>> Start

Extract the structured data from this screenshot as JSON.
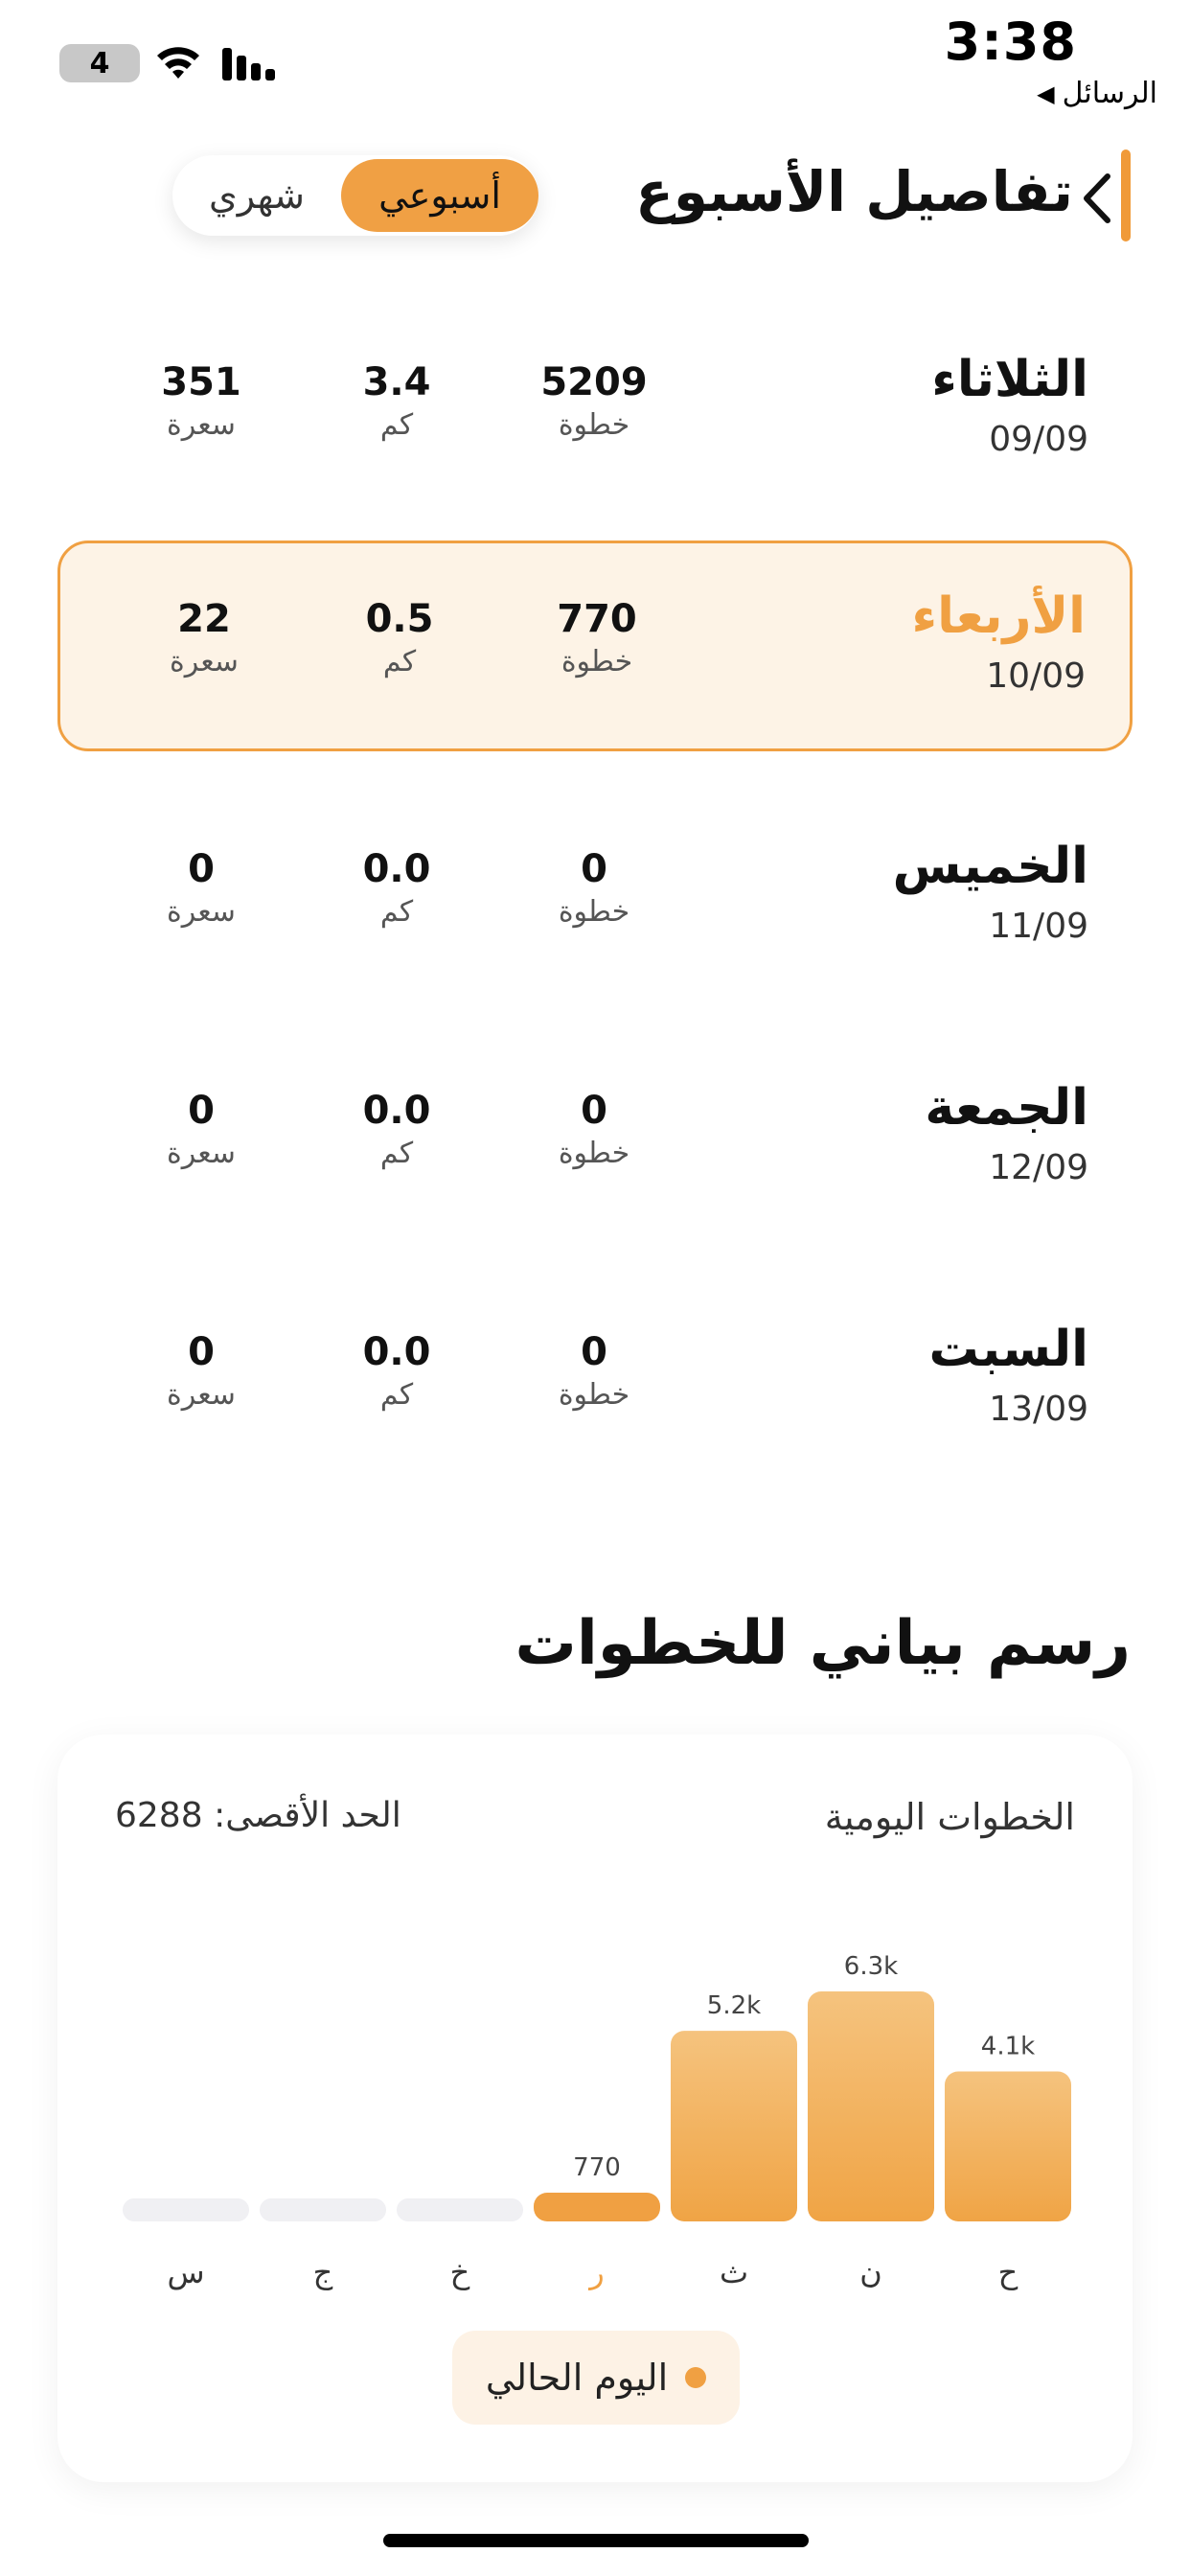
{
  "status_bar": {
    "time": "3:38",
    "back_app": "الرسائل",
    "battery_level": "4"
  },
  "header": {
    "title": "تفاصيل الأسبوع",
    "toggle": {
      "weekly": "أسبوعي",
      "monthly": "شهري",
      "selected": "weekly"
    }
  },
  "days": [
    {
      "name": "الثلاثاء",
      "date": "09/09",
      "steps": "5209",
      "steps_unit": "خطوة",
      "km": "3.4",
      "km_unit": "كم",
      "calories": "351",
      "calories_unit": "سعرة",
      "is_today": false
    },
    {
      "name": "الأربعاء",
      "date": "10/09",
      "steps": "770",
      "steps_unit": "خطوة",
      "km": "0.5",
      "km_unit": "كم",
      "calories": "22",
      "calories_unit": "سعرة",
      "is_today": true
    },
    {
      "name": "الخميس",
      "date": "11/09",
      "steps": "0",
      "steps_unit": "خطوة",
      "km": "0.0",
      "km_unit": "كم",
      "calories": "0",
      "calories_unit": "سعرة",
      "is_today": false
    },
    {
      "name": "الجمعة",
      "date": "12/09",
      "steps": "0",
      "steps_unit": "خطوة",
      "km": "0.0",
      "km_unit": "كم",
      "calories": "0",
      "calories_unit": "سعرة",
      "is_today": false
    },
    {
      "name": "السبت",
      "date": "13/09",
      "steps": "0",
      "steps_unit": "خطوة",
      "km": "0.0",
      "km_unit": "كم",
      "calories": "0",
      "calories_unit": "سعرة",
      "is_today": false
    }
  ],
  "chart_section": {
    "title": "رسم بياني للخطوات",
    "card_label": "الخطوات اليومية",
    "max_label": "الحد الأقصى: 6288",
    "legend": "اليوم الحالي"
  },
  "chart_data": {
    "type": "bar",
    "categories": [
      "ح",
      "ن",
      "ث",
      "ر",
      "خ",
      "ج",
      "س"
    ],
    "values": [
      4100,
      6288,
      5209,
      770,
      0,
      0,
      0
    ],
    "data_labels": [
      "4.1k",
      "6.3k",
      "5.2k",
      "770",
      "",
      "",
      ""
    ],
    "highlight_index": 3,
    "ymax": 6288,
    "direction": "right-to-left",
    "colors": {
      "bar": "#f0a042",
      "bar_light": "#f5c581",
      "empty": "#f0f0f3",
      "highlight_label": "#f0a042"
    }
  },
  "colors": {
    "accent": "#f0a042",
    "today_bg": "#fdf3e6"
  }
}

>> End

_Task prompt_: Print every entry above again without changing a word, and omit the pictures.

_Full response_:
Extract the structured data from this screenshot as JSON.
{
  "status_bar": {
    "time": "3:38",
    "back_app": "الرسائل",
    "battery_level": "4"
  },
  "header": {
    "title": "تفاصيل الأسبوع",
    "toggle": {
      "weekly": "أسبوعي",
      "monthly": "شهري",
      "selected": "weekly"
    }
  },
  "days": [
    {
      "name": "الثلاثاء",
      "date": "09/09",
      "steps": "5209",
      "steps_unit": "خطوة",
      "km": "3.4",
      "km_unit": "كم",
      "calories": "351",
      "calories_unit": "سعرة",
      "is_today": false
    },
    {
      "name": "الأربعاء",
      "date": "10/09",
      "steps": "770",
      "steps_unit": "خطوة",
      "km": "0.5",
      "km_unit": "كم",
      "calories": "22",
      "calories_unit": "سعرة",
      "is_today": true
    },
    {
      "name": "الخميس",
      "date": "11/09",
      "steps": "0",
      "steps_unit": "خطوة",
      "km": "0.0",
      "km_unit": "كم",
      "calories": "0",
      "calories_unit": "سعرة",
      "is_today": false
    },
    {
      "name": "الجمعة",
      "date": "12/09",
      "steps": "0",
      "steps_unit": "خطوة",
      "km": "0.0",
      "km_unit": "كم",
      "calories": "0",
      "calories_unit": "سعرة",
      "is_today": false
    },
    {
      "name": "السبت",
      "date": "13/09",
      "steps": "0",
      "steps_unit": "خطوة",
      "km": "0.0",
      "km_unit": "كم",
      "calories": "0",
      "calories_unit": "سعرة",
      "is_today": false
    }
  ],
  "chart_section": {
    "title": "رسم بياني للخطوات",
    "card_label": "الخطوات اليومية",
    "max_label": "الحد الأقصى: 6288",
    "legend": "اليوم الحالي"
  },
  "chart_data": {
    "type": "bar",
    "categories": [
      "ح",
      "ن",
      "ث",
      "ر",
      "خ",
      "ج",
      "س"
    ],
    "values": [
      4100,
      6288,
      5209,
      770,
      0,
      0,
      0
    ],
    "data_labels": [
      "4.1k",
      "6.3k",
      "5.2k",
      "770",
      "",
      "",
      ""
    ],
    "highlight_index": 3,
    "ymax": 6288,
    "direction": "right-to-left",
    "colors": {
      "bar": "#f0a042",
      "bar_light": "#f5c581",
      "empty": "#f0f0f3",
      "highlight_label": "#f0a042"
    }
  },
  "colors": {
    "accent": "#f0a042",
    "today_bg": "#fdf3e6"
  }
}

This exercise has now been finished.